◆ **Document excerpt**

══════════

Monday, August 10, 2020

Singapore Turned 55


This year's National Day theme song titled 'Everything I Am' is written and composed by Joshua Wan and sung by Nathan Hartono. I quite like this although I don't think much of the lyrics. The mild melody works, methinks. All you need is to listen to it twice and you can likely strum out the melody on a guitar or a piano. (No I didn't attempt to do it.)

Here’s to you, Singapore (homeland)
Here’s to my people I could want nothing more
Here’s to you, Singapore (homeland)
We hold this precious jewel in our hands

Because of who you are
I can be everything I am

However, as a national song, 'Everything I Am' isn't exactly catchy because it's not a town-council-karaoke-pop-grassroots-line-dancing song. At some point, we should stop asking for the melodies and lyrics of the old. Those aren't better. They're different. Those ra-rah songs are of a different era, and written for a different people. Those are great to stir a crowd and such and they can continue to be so. Our songs now reflect the times. 2018's re-make of the 1987 'We Are Singapore' is interesting and has a short preface composed by Charlie Lim, but that's about as original as it gets It's a nod to the older popular, evergreen song written by Canadian Hugh Harrison. It's uhh... it sounds like it belongs in a musical. Imho, 'Everything I Am' sounds fine! It's a lot better than many songs which tried too hard. It's a typical singer-songwriter production rather than a radio hit or a chart-topping one-hit wonder.

══════════

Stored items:
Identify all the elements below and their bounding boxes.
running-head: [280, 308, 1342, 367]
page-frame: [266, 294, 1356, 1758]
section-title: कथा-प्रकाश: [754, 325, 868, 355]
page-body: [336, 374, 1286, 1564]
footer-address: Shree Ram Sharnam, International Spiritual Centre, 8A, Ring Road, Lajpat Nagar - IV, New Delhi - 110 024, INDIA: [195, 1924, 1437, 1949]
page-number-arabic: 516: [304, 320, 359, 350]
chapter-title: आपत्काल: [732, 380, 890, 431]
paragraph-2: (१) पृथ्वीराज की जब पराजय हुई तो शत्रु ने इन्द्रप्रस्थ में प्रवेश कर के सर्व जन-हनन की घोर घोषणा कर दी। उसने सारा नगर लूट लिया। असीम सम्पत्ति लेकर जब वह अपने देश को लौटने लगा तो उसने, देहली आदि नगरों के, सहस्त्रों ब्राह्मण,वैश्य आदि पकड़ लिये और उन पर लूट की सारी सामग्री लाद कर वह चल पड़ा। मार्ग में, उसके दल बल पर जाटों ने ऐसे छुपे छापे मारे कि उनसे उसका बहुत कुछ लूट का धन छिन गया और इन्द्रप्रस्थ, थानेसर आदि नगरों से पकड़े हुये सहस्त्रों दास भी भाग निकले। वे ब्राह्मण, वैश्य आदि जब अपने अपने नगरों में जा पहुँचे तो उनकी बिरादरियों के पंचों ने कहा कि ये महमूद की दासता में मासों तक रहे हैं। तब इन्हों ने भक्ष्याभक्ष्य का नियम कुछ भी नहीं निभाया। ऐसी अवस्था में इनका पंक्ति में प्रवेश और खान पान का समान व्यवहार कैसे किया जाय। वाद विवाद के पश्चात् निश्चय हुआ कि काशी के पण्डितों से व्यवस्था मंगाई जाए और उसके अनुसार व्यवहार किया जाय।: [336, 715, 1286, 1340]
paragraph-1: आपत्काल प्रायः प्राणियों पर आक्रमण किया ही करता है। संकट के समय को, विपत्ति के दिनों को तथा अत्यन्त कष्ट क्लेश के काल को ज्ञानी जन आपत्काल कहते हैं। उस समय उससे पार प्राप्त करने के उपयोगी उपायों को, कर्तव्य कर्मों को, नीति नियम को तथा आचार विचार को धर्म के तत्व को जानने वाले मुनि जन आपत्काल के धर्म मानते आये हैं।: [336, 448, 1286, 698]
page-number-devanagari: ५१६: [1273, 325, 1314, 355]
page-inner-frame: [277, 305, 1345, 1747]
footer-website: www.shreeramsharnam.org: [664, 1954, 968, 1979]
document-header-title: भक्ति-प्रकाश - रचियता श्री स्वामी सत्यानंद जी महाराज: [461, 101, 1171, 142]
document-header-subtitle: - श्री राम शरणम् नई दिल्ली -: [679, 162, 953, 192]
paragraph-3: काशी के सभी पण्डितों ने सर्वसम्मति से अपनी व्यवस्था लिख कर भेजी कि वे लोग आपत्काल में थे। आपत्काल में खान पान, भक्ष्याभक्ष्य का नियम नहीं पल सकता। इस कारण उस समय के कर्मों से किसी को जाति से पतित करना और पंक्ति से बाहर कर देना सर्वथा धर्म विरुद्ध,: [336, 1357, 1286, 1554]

══════════

◆ **Exercise requirements**
A. From the Singapore National Day post, output the passage starting with "This year's National" and going on through "attempt to do it.)".
B. Answer these questions using the Singapore National Day post:
(i) Who sings 'Everything I Am'?
(ii) In what year did the original 'We Are Singapore' come out?
(iii) Who composed the short preface for the 2018 remake of 'We Are Singapore'?
C. Write the next part of the Singapore National Day post, picking up after its final sentence.
These lines come from a separate source and are unrelated to the text.

◆ **Results for the exercise**
A.
This year's National Day theme song titled 'Everything I Am' is written and composed by Joshua Wan and sung by Nathan Hartono. I quite like this although I don't think much of the lyrics. The mild melody works, methinks. All you need is to listen to it twice and you can likely strum out the melody on a guitar or a piano. (No I didn't attempt to do it.)

B.
(i) Nathan Hartono
(ii) 1987
(iii) Charlie Lim

C.
As we have come to expect, Singaporeans are the best naysayers of everything. The comments of the annual National Day theme song are outstanding. Poor Nathan Hartono had to justify himself as the singer of the theme song. I hope we aren't this degree of crazy when it comes to xenophobia. Singaporeans are born of migrants, never forget that. We'll constantly have new migrants, and with each generation, we re-define the Singaporean identity and try to shape it more substantially. In the Prime Minister's National Day Message, he said, 

Our experience fighting COVID-19, grim and hard as it has been, has brought us closer together. The shared ordeal will toughen a whole population, and bond us together as one united people. Just like how the Pioneer and Merdeka Generations were tempered by Separation and Independence, and economic crises in our early years as a nation.

In the pandemic year of 2020, on August 9th, Singapore turns 55. Our independence is hard won, and every year is a balanced fight to maintain it, even as we withstand external pressures. Our economic survival is an adorable miracle that is being tested every day; we hope it would last for a few more generations. So while we ought to treasure it, we also need to pay attention to other aspects of life's social causes and living. We probably should decide what sort of global trends and culture we want to adopt. We need to advance as a discerning civil society. As a people, we should at the very least, check our majority privilege, stamp out pockets of racism and ignorance, and continue to be sensitive to issues of gender and toxic chauvinism. 

Choppers practicing the flypast of the state flag at East Coast Park in late July.